> **TASK DESCRIPTION**:
Pick out all lines in the listing holding the string "using" and copy them.

▼

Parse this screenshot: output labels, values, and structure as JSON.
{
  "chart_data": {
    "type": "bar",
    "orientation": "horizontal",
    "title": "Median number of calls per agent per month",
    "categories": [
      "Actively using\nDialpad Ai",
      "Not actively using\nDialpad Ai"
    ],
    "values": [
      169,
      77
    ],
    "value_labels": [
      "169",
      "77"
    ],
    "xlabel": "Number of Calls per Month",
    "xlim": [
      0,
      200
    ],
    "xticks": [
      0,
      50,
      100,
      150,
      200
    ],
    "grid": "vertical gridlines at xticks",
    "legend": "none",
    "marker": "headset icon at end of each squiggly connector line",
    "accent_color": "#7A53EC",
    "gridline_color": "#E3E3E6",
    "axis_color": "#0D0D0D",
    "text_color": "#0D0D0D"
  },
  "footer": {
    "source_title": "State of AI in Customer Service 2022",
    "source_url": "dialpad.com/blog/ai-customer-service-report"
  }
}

▲

> **REPLY**:
      "Actively using\nDialpad Ai",
      "Not actively using\nDialpad Ai"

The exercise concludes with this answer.